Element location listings
◆ ◆ ◆ ◆ ◆ ◆ ◆

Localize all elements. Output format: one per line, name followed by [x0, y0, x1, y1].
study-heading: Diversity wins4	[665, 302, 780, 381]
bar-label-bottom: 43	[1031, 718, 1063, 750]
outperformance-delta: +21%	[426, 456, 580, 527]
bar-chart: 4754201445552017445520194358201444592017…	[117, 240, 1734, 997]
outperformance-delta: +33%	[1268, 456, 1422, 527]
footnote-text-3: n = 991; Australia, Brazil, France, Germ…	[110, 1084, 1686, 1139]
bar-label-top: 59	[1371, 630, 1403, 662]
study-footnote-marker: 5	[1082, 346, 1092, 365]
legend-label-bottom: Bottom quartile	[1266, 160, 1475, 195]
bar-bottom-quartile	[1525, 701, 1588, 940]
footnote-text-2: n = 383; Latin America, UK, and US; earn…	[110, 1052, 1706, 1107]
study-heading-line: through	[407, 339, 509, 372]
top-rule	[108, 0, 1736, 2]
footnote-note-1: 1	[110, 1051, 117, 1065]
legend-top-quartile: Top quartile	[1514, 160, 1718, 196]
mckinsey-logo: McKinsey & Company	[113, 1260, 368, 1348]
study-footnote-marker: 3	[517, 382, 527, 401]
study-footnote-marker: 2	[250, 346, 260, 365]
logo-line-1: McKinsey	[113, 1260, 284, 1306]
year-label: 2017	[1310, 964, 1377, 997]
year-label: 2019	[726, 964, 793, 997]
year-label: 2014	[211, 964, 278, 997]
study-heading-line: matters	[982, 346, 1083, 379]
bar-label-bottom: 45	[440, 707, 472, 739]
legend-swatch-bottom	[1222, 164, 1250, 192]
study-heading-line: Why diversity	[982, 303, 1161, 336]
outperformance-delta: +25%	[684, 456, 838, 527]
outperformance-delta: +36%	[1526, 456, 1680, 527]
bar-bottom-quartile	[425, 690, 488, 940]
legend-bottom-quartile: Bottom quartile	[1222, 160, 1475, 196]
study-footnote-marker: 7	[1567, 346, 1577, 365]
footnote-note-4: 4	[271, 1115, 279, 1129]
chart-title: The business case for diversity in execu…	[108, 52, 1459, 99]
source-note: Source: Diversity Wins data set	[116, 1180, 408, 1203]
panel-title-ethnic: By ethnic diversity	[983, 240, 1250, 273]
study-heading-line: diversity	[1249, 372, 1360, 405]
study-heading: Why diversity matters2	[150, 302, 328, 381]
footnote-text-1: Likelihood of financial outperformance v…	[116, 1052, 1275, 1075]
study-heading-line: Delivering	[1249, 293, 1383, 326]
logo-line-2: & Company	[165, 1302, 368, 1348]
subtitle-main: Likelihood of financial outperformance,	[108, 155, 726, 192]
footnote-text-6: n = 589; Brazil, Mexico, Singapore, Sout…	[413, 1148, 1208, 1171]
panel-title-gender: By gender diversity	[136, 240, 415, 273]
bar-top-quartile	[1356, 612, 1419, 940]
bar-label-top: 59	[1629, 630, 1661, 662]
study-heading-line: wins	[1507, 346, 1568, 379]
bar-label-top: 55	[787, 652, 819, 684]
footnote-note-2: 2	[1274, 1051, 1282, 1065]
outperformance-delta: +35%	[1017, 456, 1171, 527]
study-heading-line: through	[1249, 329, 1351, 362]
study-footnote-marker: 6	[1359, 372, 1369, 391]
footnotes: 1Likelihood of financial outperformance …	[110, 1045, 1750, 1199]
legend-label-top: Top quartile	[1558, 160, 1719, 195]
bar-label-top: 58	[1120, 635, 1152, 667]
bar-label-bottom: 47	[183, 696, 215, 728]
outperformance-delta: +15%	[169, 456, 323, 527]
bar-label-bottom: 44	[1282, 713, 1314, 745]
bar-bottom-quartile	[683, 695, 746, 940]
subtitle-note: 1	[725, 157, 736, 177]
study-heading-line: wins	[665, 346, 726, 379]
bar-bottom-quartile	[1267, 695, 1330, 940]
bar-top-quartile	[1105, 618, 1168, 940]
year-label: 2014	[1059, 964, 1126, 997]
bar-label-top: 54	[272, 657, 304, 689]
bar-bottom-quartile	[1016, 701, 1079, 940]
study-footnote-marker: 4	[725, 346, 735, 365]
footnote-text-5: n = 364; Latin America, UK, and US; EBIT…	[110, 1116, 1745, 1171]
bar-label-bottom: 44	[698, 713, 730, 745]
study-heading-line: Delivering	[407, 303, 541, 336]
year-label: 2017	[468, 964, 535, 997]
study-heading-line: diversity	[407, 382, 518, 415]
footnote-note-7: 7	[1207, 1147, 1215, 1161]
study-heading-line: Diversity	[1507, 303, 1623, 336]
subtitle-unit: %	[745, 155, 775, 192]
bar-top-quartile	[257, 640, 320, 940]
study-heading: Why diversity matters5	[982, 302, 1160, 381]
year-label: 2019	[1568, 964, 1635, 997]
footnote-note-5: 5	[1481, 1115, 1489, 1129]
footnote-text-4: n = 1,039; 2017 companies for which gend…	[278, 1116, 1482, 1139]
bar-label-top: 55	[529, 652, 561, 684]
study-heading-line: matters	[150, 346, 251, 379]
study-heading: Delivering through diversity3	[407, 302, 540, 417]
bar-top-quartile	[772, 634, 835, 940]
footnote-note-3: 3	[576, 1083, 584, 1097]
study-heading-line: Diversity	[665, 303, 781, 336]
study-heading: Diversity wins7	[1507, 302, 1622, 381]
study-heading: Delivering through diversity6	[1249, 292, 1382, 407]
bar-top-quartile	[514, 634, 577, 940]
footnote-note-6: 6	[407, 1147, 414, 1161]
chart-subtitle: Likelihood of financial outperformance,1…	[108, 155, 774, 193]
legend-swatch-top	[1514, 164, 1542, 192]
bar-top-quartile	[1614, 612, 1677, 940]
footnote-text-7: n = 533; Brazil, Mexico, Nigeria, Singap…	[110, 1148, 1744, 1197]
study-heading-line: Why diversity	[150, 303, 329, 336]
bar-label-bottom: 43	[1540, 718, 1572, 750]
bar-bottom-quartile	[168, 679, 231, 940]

◆ ◆ ◆ ◆ ◆ ◆ ◆

■ TASK DETAILS ■
Could you format the lines above as a numbered list, leaving out any blank lines?

■ ANSWER TO THE EXERCISE ■
1. Localize all elements. Output format: one per line, name followed by [x0, y0, x1, y1].
2. study-heading: Diversity wins4	[665, 302, 780, 381]
3. bar-label-bottom: 43	[1031, 718, 1063, 750]
4. outperformance-delta: +21%	[426, 456, 580, 527]
5. bar-chart: 4754201445552017445520194358201444592017…	[117, 240, 1734, 997]
6. outperformance-delta: +33%	[1268, 456, 1422, 527]
7. footnote-text-3: n = 991; Australia, Brazil, France, Germ…	[110, 1084, 1686, 1139]
8. bar-label-top: 59	[1371, 630, 1403, 662]
9. study-footnote-marker: 5	[1082, 346, 1092, 365]
10. legend-label-bottom: Bottom quartile	[1266, 160, 1475, 195]
11. bar-bottom-quartile	[1525, 701, 1588, 940]
12. footnote-text-2: n = 383; Latin America, UK, and US; earn…	[110, 1052, 1706, 1107]
13. study-heading-line: through	[407, 339, 509, 372]
14. top-rule	[108, 0, 1736, 2]
15. footnote-note-1: 1	[110, 1051, 117, 1065]
16. legend-top-quartile: Top quartile	[1514, 160, 1718, 196]
17. mckinsey-logo: McKinsey & Company	[113, 1260, 368, 1348]
18. study-footnote-marker: 3	[517, 382, 527, 401]
19. study-footnote-marker: 2	[250, 346, 260, 365]
20. logo-line-1: McKinsey	[113, 1260, 284, 1306]
21. year-label: 2017	[1310, 964, 1377, 997]
22. year-label: 2019	[726, 964, 793, 997]
23. year-label: 2014	[211, 964, 278, 997]
24. study-heading-line: matters	[982, 346, 1083, 379]
25. bar-label-bottom: 45	[440, 707, 472, 739]
26. legend-swatch-bottom	[1222, 164, 1250, 192]
27. study-heading-line: Why diversity	[982, 303, 1161, 336]
28. outperformance-delta: +25%	[684, 456, 838, 527]
29. outperformance-delta: +36%	[1526, 456, 1680, 527]
30. bar-bottom-quartile	[425, 690, 488, 940]
31. legend-bottom-quartile: Bottom quartile	[1222, 160, 1475, 196]
32. study-footnote-marker: 7	[1567, 346, 1577, 365]
33. footnote-note-4: 4	[271, 1115, 279, 1129]
34. chart-title: The business case for diversity in execu…	[108, 52, 1459, 99]
35. source-note: Source: Diversity Wins data set	[116, 1180, 408, 1203]
36. panel-title-ethnic: By ethnic diversity	[983, 240, 1250, 273]
37. study-heading-line: diversity	[1249, 372, 1360, 405]
38. study-heading: Why diversity matters2	[150, 302, 328, 381]
39. footnote-text-1: Likelihood of financial outperformance v…	[116, 1052, 1275, 1075]
40. study-heading-line: Delivering	[1249, 293, 1383, 326]
41. logo-line-2: & Company	[165, 1302, 368, 1348]
42. subtitle-main: Likelihood of financial outperformance,	[108, 155, 726, 192]
43. footnote-text-6: n = 589; Brazil, Mexico, Singapore, Sout…	[413, 1148, 1208, 1171]
44. panel-title-gender: By gender diversity	[136, 240, 415, 273]
45. bar-top-quartile	[1356, 612, 1419, 940]
46. bar-label-top: 59	[1629, 630, 1661, 662]
47. study-heading-line: wins	[1507, 346, 1568, 379]
48. bar-label-top: 55	[787, 652, 819, 684]
49. footnote-note-2: 2	[1274, 1051, 1282, 1065]
50. outperformance-delta: +35%	[1017, 456, 1171, 527]
51. study-heading-line: through	[1249, 329, 1351, 362]
52. study-footnote-marker: 6	[1359, 372, 1369, 391]
53. footnotes: 1Likelihood of financial outperformance …	[110, 1045, 1750, 1199]
54. legend-label-top: Top quartile	[1558, 160, 1719, 195]
55. bar-label-top: 58	[1120, 635, 1152, 667]
56. bar-label-bottom: 47	[183, 696, 215, 728]
57. outperformance-delta: +15%	[169, 456, 323, 527]
58. bar-label-bottom: 44	[1282, 713, 1314, 745]
59. bar-bottom-quartile	[683, 695, 746, 940]
60. subtitle-note: 1	[725, 157, 736, 177]
61. study-heading-line: wins	[665, 346, 726, 379]
62. bar-bottom-quartile	[1267, 695, 1330, 940]
63. bar-top-quartile	[1105, 618, 1168, 940]
64. year-label: 2014	[1059, 964, 1126, 997]
65. bar-label-top: 54	[272, 657, 304, 689]
66. bar-bottom-quartile	[1016, 701, 1079, 940]
67. study-footnote-marker: 4	[725, 346, 735, 365]
68. footnote-text-5: n = 364; Latin America, UK, and US; EBIT…	[110, 1116, 1745, 1171]
69. bar-label-bottom: 44	[698, 713, 730, 745]
70. study-heading-line: Delivering	[407, 303, 541, 336]
71. year-label: 2017	[468, 964, 535, 997]
72. study-heading-line: diversity	[407, 382, 518, 415]
73. footnote-note-7: 7	[1207, 1147, 1215, 1161]
74. study-heading-line: Diversity	[1507, 303, 1623, 336]
75. subtitle-unit: %	[745, 155, 775, 192]
76. bar-top-quartile	[257, 640, 320, 940]
77. study-heading: Why diversity matters5	[982, 302, 1160, 381]
78. year-label: 2019	[1568, 964, 1635, 997]
79. footnote-note-5: 5	[1481, 1115, 1489, 1129]
80. footnote-text-4: n = 1,039; 2017 companies for which gend…	[278, 1116, 1482, 1139]
81. bar-label-top: 55	[529, 652, 561, 684]
82. study-heading-line: matters	[150, 346, 251, 379]
83. study-heading: Delivering through diversity3	[407, 302, 540, 417]
84. bar-top-quartile	[772, 634, 835, 940]
85. footnote-note-3: 3	[576, 1083, 584, 1097]
86. study-heading-line: Diversity	[665, 303, 781, 336]
87. study-heading: Diversity wins7	[1507, 302, 1622, 381]
88. study-heading: Delivering through diversity6	[1249, 292, 1382, 407]
89. bar-top-quartile	[514, 634, 577, 940]
90. footnote-note-6: 6	[407, 1147, 414, 1161]
91. chart-subtitle: Likelihood of financial outperformance,1…	[108, 155, 774, 193]
92. legend-swatch-top	[1514, 164, 1542, 192]
93. bar-top-quartile	[1614, 612, 1677, 940]
94. footnote-text-7: n = 533; Brazil, Mexico, Nigeria, Singap…	[110, 1148, 1744, 1197]
95. study-heading-line: Why diversity	[150, 303, 329, 336]
96. bar-label-bottom: 43	[1540, 718, 1572, 750]
97. bar-bottom-quartile	[168, 679, 231, 940]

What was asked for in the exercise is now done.